Prompt: Give the data again exactly as written, skipping any pictures.

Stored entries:
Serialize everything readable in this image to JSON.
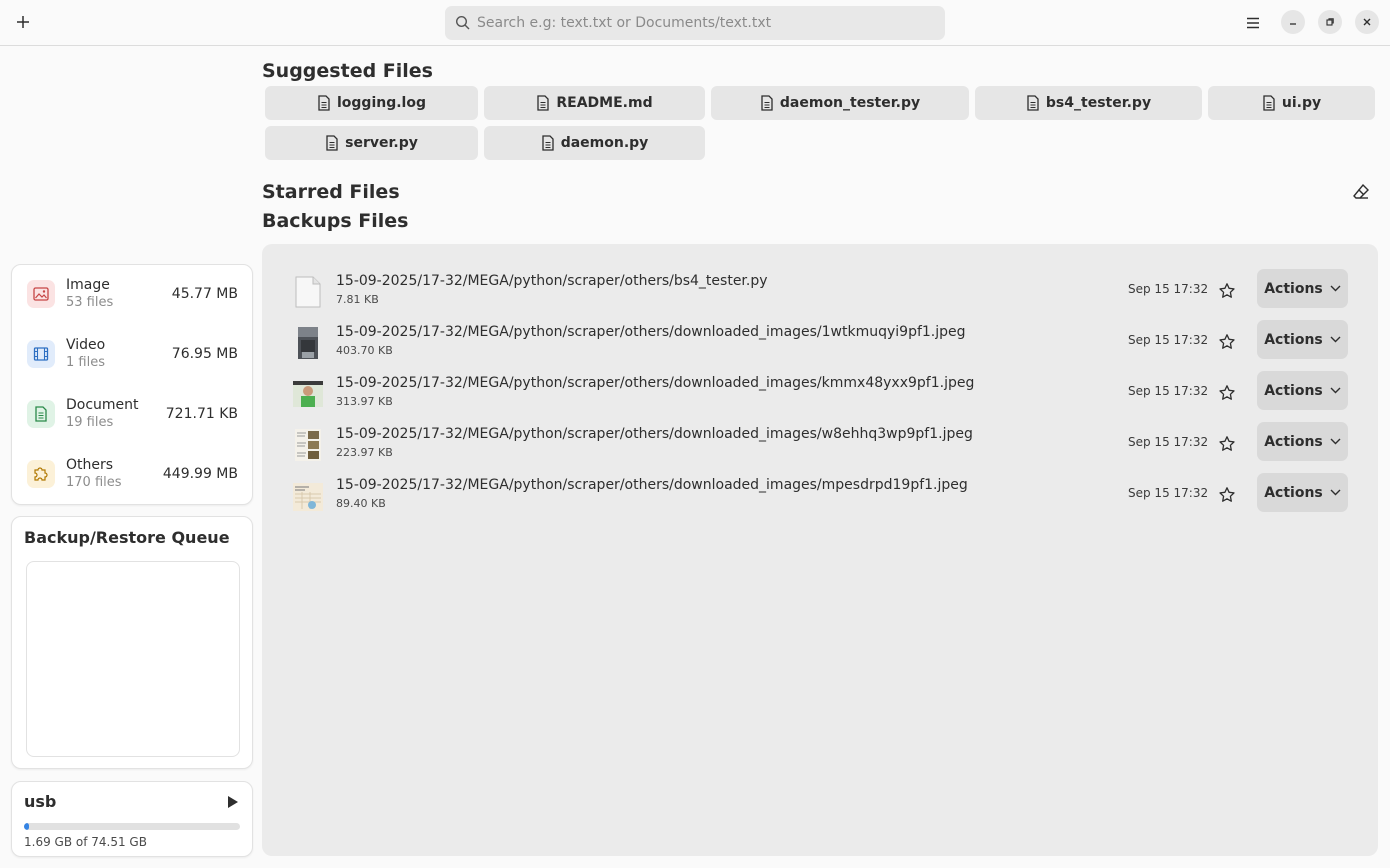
{
  "header": {
    "search_placeholder": "Search e.g: text.txt or Documents/text.txt"
  },
  "categories": [
    {
      "name": "Image",
      "count": "53 files",
      "size": "45.77 MB",
      "icon": "image-icon",
      "color": "#e66161"
    },
    {
      "name": "Video",
      "count": "1 files",
      "size": "76.95 MB",
      "icon": "film-icon",
      "color": "#3584e4"
    },
    {
      "name": "Document",
      "count": "19 files",
      "size": "721.71 KB",
      "icon": "document-icon",
      "color": "#33a35a"
    },
    {
      "name": "Others",
      "count": "170 files",
      "size": "449.99 MB",
      "icon": "puzzle-icon",
      "color": "#c88800"
    }
  ],
  "queue": {
    "title": "Backup/Restore Queue"
  },
  "usb": {
    "name": "usb",
    "usage": "1.69 GB of 74.51 GB",
    "used_fraction": 0.0227
  },
  "suggested": {
    "title": "Suggested Files",
    "files": [
      "logging.log",
      "README.md",
      "daemon_tester.py",
      "bs4_tester.py",
      "ui.py",
      "server.py",
      "daemon.py"
    ]
  },
  "starred": {
    "title": "Starred Files"
  },
  "backups": {
    "title": "Backups Files",
    "actions_label": "Actions",
    "files": [
      {
        "path": "15-09-2025/17-32/MEGA/python/scraper/others/bs4_tester.py",
        "size": "7.81 KB",
        "date": "Sep 15 17:32",
        "thumb": "text-file"
      },
      {
        "path": "15-09-2025/17-32/MEGA/python/scraper/others/downloaded_images/1wtkmuqyi9pf1.jpeg",
        "size": "403.70 KB",
        "date": "Sep 15 17:32",
        "thumb": "dark-photo"
      },
      {
        "path": "15-09-2025/17-32/MEGA/python/scraper/others/downloaded_images/kmmx48yxx9pf1.jpeg",
        "size": "313.97 KB",
        "date": "Sep 15 17:32",
        "thumb": "green-photo"
      },
      {
        "path": "15-09-2025/17-32/MEGA/python/scraper/others/downloaded_images/w8ehhq3wp9pf1.jpeg",
        "size": "223.97 KB",
        "date": "Sep 15 17:32",
        "thumb": "page-photo"
      },
      {
        "path": "15-09-2025/17-32/MEGA/python/scraper/others/downloaded_images/mpesdrpd19pf1.jpeg",
        "size": "89.40 KB",
        "date": "Sep 15 17:32",
        "thumb": "chart-photo"
      }
    ]
  }
}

Correct output:
Serialize everything readable in this image to JSON.
{
  "header": {
    "search_placeholder": "Search e.g: text.txt or Documents/text.txt"
  },
  "categories": [
    {
      "name": "Image",
      "count": "53 files",
      "size": "45.77 MB",
      "icon": "image-icon",
      "color": "#e66161"
    },
    {
      "name": "Video",
      "count": "1 files",
      "size": "76.95 MB",
      "icon": "film-icon",
      "color": "#3584e4"
    },
    {
      "name": "Document",
      "count": "19 files",
      "size": "721.71 KB",
      "icon": "document-icon",
      "color": "#33a35a"
    },
    {
      "name": "Others",
      "count": "170 files",
      "size": "449.99 MB",
      "icon": "puzzle-icon",
      "color": "#c88800"
    }
  ],
  "queue": {
    "title": "Backup/Restore Queue"
  },
  "usb": {
    "name": "usb",
    "usage": "1.69 GB of 74.51 GB",
    "used_fraction": 0.0227
  },
  "suggested": {
    "title": "Suggested Files",
    "files": [
      "logging.log",
      "README.md",
      "daemon_tester.py",
      "bs4_tester.py",
      "ui.py",
      "server.py",
      "daemon.py"
    ]
  },
  "starred": {
    "title": "Starred Files"
  },
  "backups": {
    "title": "Backups Files",
    "actions_label": "Actions",
    "files": [
      {
        "path": "15-09-2025/17-32/MEGA/python/scraper/others/bs4_tester.py",
        "size": "7.81 KB",
        "date": "Sep 15 17:32",
        "thumb": "text-file"
      },
      {
        "path": "15-09-2025/17-32/MEGA/python/scraper/others/downloaded_images/1wtkmuqyi9pf1.jpeg",
        "size": "403.70 KB",
        "date": "Sep 15 17:32",
        "thumb": "dark-photo"
      },
      {
        "path": "15-09-2025/17-32/MEGA/python/scraper/others/downloaded_images/kmmx48yxx9pf1.jpeg",
        "size": "313.97 KB",
        "date": "Sep 15 17:32",
        "thumb": "green-photo"
      },
      {
        "path": "15-09-2025/17-32/MEGA/python/scraper/others/downloaded_images/w8ehhq3wp9pf1.jpeg",
        "size": "223.97 KB",
        "date": "Sep 15 17:32",
        "thumb": "page-photo"
      },
      {
        "path": "15-09-2025/17-32/MEGA/python/scraper/others/downloaded_images/mpesdrpd19pf1.jpeg",
        "size": "89.40 KB",
        "date": "Sep 15 17:32",
        "thumb": "chart-photo"
      }
    ]
  }
}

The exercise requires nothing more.